EXERCISE — Without skipping anything, write out each record below exactly.

(Stored data entries)
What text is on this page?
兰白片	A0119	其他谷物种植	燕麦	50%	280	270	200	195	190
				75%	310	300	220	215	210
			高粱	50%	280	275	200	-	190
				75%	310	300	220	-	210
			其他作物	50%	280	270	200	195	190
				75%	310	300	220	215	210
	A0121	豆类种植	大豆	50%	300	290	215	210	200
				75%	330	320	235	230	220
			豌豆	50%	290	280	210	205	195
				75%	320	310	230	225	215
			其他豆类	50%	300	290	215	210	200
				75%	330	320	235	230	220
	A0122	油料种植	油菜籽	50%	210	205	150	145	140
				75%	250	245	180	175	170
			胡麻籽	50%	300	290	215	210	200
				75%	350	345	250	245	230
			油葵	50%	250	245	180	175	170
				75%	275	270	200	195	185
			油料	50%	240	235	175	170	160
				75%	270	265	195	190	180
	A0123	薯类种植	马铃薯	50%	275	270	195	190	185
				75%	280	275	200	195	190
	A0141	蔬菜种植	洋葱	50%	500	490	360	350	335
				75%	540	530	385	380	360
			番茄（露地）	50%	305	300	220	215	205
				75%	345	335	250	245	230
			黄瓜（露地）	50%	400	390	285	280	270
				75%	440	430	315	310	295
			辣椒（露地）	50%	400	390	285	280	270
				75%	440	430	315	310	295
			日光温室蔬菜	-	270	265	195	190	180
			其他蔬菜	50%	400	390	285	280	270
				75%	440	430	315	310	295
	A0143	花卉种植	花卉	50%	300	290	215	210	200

WRITTEN SOLUTION —
What text is on this page?
兰白片	A0119	其他谷物种植	燕麦	50%	280	270	200	195	190
				75%	310	300	220	215	210
			高粱	50%	280	275	200	-	190
				75%	310	300	220	-	210
			其他作物	50%	280	270	200	195	190
				75%	310	300	220	215	210
	A0121	豆类种植	大豆	50%	300	290	215	210	200
				75%	330	320	235	230	220
			豌豆	50%	290	280	210	205	195
				75%	320	310	230	225	215
			其他豆类	50%	300	290	215	210	200
				75%	330	320	235	230	220
	A0122	油料种植	油菜籽	50%	210	205	150	145	140
				75%	250	245	180	175	170
			胡麻籽	50%	300	290	215	210	200
				75%	350	345	250	245	230
			油葵	50%	250	245	180	175	170
				75%	275	270	200	195	185
			油料	50%	240	235	175	170	160
				75%	270	265	195	190	180
	A0123	薯类种植	马铃薯	50%	275	270	195	190	185
				75%	280	275	200	195	190
	A0141	蔬菜种植	洋葱	50%	500	490	360	350	335
				75%	540	530	385	380	360
			番茄（露地）	50%	305	300	220	215	205
				75%	345	335	250	245	230
			黄瓜（露地）	50%	400	390	285	280	270
				75%	440	430	315	310	295
			辣椒（露地）	50%	400	390	285	280	270
				75%	440	430	315	310	295
			日光温室蔬菜	-	270	265	195	190	180
			其他蔬菜	50%	400	390	285	280	270
				75%	440	430	315	310	295
	A0143	花卉种植	花卉	50%	300	290	215	210	200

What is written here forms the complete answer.